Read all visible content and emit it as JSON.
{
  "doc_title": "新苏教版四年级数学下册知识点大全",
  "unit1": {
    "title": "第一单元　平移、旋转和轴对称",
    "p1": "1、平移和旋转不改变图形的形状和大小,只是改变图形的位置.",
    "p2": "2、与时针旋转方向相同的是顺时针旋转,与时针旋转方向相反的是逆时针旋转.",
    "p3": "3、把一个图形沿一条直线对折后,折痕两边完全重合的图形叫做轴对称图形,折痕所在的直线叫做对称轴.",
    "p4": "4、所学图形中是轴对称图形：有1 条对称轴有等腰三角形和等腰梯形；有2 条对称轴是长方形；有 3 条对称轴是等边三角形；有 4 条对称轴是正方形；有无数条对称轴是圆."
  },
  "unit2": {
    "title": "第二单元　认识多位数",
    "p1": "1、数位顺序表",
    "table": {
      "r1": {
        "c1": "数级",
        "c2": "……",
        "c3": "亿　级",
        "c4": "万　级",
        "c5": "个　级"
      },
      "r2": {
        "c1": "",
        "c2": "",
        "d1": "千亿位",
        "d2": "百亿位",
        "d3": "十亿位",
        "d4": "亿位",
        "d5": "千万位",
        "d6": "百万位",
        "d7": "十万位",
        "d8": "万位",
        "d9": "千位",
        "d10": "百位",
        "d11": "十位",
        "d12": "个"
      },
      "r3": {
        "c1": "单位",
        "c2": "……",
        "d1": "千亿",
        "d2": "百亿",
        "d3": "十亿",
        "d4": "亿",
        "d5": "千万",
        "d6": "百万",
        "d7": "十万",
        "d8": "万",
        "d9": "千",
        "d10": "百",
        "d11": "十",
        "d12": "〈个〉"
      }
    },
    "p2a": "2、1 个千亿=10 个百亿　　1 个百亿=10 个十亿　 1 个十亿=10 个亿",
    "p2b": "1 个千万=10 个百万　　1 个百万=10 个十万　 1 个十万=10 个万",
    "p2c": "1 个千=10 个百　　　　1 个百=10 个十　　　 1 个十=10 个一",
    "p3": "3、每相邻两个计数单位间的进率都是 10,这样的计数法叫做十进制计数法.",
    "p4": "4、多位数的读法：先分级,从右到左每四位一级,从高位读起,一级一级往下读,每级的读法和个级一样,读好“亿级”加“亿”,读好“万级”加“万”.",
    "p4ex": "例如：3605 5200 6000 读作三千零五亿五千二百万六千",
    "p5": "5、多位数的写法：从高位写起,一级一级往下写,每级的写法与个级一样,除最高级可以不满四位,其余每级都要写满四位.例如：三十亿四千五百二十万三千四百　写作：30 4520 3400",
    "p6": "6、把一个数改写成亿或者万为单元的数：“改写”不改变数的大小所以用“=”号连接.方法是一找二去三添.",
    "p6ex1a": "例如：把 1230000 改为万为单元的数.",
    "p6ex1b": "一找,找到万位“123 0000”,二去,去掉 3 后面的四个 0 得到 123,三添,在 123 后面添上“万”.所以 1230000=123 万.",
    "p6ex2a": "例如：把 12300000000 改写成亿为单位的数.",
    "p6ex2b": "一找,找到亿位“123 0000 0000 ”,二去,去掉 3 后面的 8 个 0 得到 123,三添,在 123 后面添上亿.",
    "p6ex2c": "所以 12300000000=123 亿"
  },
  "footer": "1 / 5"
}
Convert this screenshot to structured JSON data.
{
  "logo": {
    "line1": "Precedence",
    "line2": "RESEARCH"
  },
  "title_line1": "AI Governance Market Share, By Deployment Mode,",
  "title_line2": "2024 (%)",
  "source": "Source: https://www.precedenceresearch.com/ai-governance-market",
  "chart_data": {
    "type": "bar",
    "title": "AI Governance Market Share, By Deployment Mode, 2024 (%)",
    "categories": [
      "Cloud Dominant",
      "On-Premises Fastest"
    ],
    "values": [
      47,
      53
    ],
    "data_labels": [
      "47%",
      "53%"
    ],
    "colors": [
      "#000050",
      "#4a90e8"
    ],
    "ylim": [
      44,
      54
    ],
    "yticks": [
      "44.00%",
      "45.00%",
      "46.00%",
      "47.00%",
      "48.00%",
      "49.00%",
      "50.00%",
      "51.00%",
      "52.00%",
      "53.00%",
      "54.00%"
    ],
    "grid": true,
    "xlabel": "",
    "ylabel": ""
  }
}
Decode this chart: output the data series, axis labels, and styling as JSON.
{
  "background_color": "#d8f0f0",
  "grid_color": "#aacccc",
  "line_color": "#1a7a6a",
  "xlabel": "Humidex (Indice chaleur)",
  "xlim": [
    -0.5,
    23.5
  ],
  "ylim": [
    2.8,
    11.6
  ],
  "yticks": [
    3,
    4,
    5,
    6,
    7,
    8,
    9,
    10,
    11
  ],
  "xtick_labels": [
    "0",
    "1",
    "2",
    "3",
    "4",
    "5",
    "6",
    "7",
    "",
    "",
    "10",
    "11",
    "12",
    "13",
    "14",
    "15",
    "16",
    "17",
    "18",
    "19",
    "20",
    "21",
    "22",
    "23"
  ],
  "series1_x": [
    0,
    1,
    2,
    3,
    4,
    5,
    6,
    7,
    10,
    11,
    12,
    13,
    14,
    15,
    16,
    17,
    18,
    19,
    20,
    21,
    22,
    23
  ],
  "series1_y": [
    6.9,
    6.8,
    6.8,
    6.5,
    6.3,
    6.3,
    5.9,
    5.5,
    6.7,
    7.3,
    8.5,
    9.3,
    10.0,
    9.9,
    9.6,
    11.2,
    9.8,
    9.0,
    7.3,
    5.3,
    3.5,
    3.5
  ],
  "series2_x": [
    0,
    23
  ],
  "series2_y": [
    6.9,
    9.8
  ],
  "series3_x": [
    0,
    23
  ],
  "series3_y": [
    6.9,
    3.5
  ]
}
----------
## Work required
Return every line exactly.

## Response to this exercise
Read all visible content and emit it as JSON.
{
  "doc_title": "新苏教版四年级数学下册知识点大全",
  "unit1": {
    "title": "第一单元　平移、旋转和轴对称",
    "p1": "1、平移和旋转不改变图形的形状和大小,只是改变图形的位置.",
    "p2": "2、与时针旋转方向相同的是顺时针旋转,与时针旋转方向相反的是逆时针旋转.",
    "p3": "3、把一个图形沿一条直线对折后,折痕两边完全重合的图形叫做轴对称图形,折痕所在的直线叫做对称轴.",
    "p4": "4、所学图形中是轴对称图形：有1 条对称轴有等腰三角形和等腰梯形；有2 条对称轴是长方形；有 3 条对称轴是等边三角形；有 4 条对称轴是正方形；有无数条对称轴是圆."
  },
  "unit2": {
    "title": "第二单元　认识多位数",
    "p1": "1、数位顺序表",
    "table": {
      "r1": {
        "c1": "数级",
        "c2": "……",
        "c3": "亿　级",
        "c4": "万　级",
        "c5": "个　级"
      },
      "r2": {
        "c1": "",
        "c2": "",
        "d1": "千亿位",
        "d2": "百亿位",
        "d3": "十亿位",
        "d4": "亿位",
        "d5": "千万位",
        "d6": "百万位",
        "d7": "十万位",
        "d8": "万位",
        "d9": "千位",
        "d10": "百位",
        "d11": "十位",
        "d12": "个"
      },
      "r3": {
        "c1": "单位",
        "c2": "……",
        "d1": "千亿",
        "d2": "百亿",
        "d3": "十亿",
        "d4": "亿",
        "d5": "千万",
        "d6": "百万",
        "d7": "十万",
        "d8": "万",
        "d9": "千",
        "d10": "百",
        "d11": "十",
        "d12": "〈个〉"
      }
    },
    "p2a": "2、1 个千亿=10 个百亿　　1 个百亿=10 个十亿　 1 个十亿=10 个亿",
    "p2b": "1 个千万=10 个百万　　1 个百万=10 个十万　 1 个十万=10 个万",
    "p2c": "1 个千=10 个百　　　　1 个百=10 个十　　　 1 个十=10 个一",
    "p3": "3、每相邻两个计数单位间的进率都是 10,这样的计数法叫做十进制计数法.",
    "p4": "4、多位数的读法：先分级,从右到左每四位一级,从高位读起,一级一级往下读,每级的读法和个级一样,读好“亿级”加“亿”,读好“万级”加“万”.",
    "p4ex": "例如：3605 5200 6000 读作三千零五亿五千二百万六千",
    "p5": "5、多位数的写法：从高位写起,一级一级往下写,每级的写法与个级一样,除最高级可以不满四位,其余每级都要写满四位.例如：三十亿四千五百二十万三千四百　写作：30 4520 3400",
    "p6": "6、把一个数改写成亿或者万为单元的数：“改写”不改变数的大小所以用“=”号连接.方法是一找二去三添.",
    "p6ex1a": "例如：把 1230000 改为万为单元的数.",
    "p6ex1b": "一找,找到万位“123 0000”,二去,去掉 3 后面的四个 0 得到 123,三添,在 123 后面添上“万”.所以 1230000=123 万.",
    "p6ex2a": "例如：把 12300000000 改写成亿为单位的数.",
    "p6ex2b": "一找,找到亿位“123 0000 0000 ”,二去,去掉 3 后面的 8 个 0 得到 123,三添,在 123 后面添上亿.",
    "p6ex2c": "所以 12300000000=123 亿"
  },
  "footer": "1 / 5"
}
Convert this screenshot to structured JSON data.
{
  "logo": {
    "line1": "Precedence",
    "line2": "RESEARCH"
  },
  "title_line1": "AI Governance Market Share, By Deployment Mode,",
  "title_line2": "2024 (%)",
  "source": "Source: https://www.precedenceresearch.com/ai-governance-market",
  "chart_data": {
    "type": "bar",
    "title": "AI Governance Market Share, By Deployment Mode, 2024 (%)",
    "categories": [
      "Cloud Dominant",
      "On-Premises Fastest"
    ],
    "values": [
      47,
      53
    ],
    "data_labels": [
      "47%",
      "53%"
    ],
    "colors": [
      "#000050",
      "#4a90e8"
    ],
    "ylim": [
      44,
      54
    ],
    "yticks": [
      "44.00%",
      "45.00%",
      "46.00%",
      "47.00%",
      "48.00%",
      "49.00%",
      "50.00%",
      "51.00%",
      "52.00%",
      "53.00%",
      "54.00%"
    ],
    "grid": true,
    "xlabel": "",
    "ylabel": ""
  }
}
Decode this chart: output the data series, axis labels, and styling as JSON.
{
  "background_color": "#d8f0f0",
  "grid_color": "#aacccc",
  "line_color": "#1a7a6a",
  "xlabel": "Humidex (Indice chaleur)",
  "xlim": [
    -0.5,
    23.5
  ],
  "ylim": [
    2.8,
    11.6
  ],
  "yticks": [
    3,
    4,
    5,
    6,
    7,
    8,
    9,
    10,
    11
  ],
  "xtick_labels": [
    "0",
    "1",
    "2",
    "3",
    "4",
    "5",
    "6",
    "7",
    "",
    "",
    "10",
    "11",
    "12",
    "13",
    "14",
    "15",
    "16",
    "17",
    "18",
    "19",
    "20",
    "21",
    "22",
    "23"
  ],
  "series1_x": [
    0,
    1,
    2,
    3,
    4,
    5,
    6,
    7,
    10,
    11,
    12,
    13,
    14,
    15,
    16,
    17,
    18,
    19,
    20,
    21,
    22,
    23
  ],
  "series1_y": [
    6.9,
    6.8,
    6.8,
    6.5,
    6.3,
    6.3,
    5.9,
    5.5,
    6.7,
    7.3,
    8.5,
    9.3,
    10.0,
    9.9,
    9.6,
    11.2,
    9.8,
    9.0,
    7.3,
    5.3,
    3.5,
    3.5
  ],
  "series2_x": [
    0,
    23
  ],
  "series2_y": [
    6.9,
    9.8
  ],
  "series3_x": [
    0,
    23
  ],
  "series3_y": [
    6.9,
    3.5
  ]
}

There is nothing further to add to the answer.